-- START OF Supplied entries --

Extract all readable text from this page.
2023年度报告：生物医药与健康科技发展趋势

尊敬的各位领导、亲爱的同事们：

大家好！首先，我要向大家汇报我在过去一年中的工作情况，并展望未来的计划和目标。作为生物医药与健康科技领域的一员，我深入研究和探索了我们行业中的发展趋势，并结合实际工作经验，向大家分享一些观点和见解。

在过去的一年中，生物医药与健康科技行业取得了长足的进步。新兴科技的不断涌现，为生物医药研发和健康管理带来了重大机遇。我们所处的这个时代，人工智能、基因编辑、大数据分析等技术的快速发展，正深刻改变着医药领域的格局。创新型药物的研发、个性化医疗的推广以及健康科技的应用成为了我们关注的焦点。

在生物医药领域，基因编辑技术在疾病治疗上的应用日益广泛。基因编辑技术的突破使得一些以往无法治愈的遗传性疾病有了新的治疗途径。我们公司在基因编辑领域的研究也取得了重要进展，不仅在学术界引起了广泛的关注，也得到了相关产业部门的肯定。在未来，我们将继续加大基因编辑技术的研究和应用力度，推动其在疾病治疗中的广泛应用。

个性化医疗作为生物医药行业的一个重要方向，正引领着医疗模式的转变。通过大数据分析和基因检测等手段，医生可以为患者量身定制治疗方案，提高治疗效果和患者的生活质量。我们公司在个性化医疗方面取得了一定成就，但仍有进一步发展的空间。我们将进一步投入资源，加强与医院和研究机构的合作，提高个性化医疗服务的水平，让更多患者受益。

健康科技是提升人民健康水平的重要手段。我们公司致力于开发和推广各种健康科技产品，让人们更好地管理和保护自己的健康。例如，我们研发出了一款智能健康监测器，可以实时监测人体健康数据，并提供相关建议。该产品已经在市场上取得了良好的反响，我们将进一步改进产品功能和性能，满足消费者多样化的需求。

-- END OF Supplied entries --

_Work to complete:_ Repeat the listing above without any change.

_Correct result:_
Extract all readable text from this page.
2023年度报告：生物医药与健康科技发展趋势

尊敬的各位领导、亲爱的同事们：

大家好！首先，我要向大家汇报我在过去一年中的工作情况，并展望未来的计划和目标。作为生物医药与健康科技领域的一员，我深入研究和探索了我们行业中的发展趋势，并结合实际工作经验，向大家分享一些观点和见解。

在过去的一年中，生物医药与健康科技行业取得了长足的进步。新兴科技的不断涌现，为生物医药研发和健康管理带来了重大机遇。我们所处的这个时代，人工智能、基因编辑、大数据分析等技术的快速发展，正深刻改变着医药领域的格局。创新型药物的研发、个性化医疗的推广以及健康科技的应用成为了我们关注的焦点。

在生物医药领域，基因编辑技术在疾病治疗上的应用日益广泛。基因编辑技术的突破使得一些以往无法治愈的遗传性疾病有了新的治疗途径。我们公司在基因编辑领域的研究也取得了重要进展，不仅在学术界引起了广泛的关注，也得到了相关产业部门的肯定。在未来，我们将继续加大基因编辑技术的研究和应用力度，推动其在疾病治疗中的广泛应用。

个性化医疗作为生物医药行业的一个重要方向，正引领着医疗模式的转变。通过大数据分析和基因检测等手段，医生可以为患者量身定制治疗方案，提高治疗效果和患者的生活质量。我们公司在个性化医疗方面取得了一定成就，但仍有进一步发展的空间。我们将进一步投入资源，加强与医院和研究机构的合作，提高个性化医疗服务的水平，让更多患者受益。

健康科技是提升人民健康水平的重要手段。我们公司致力于开发和推广各种健康科技产品，让人们更好地管理和保护自己的健康。例如，我们研发出了一款智能健康监测器，可以实时监测人体健康数据，并提供相关建议。该产品已经在市场上取得了良好的反响，我们将进一步改进产品功能和性能，满足消费者多样化的需求。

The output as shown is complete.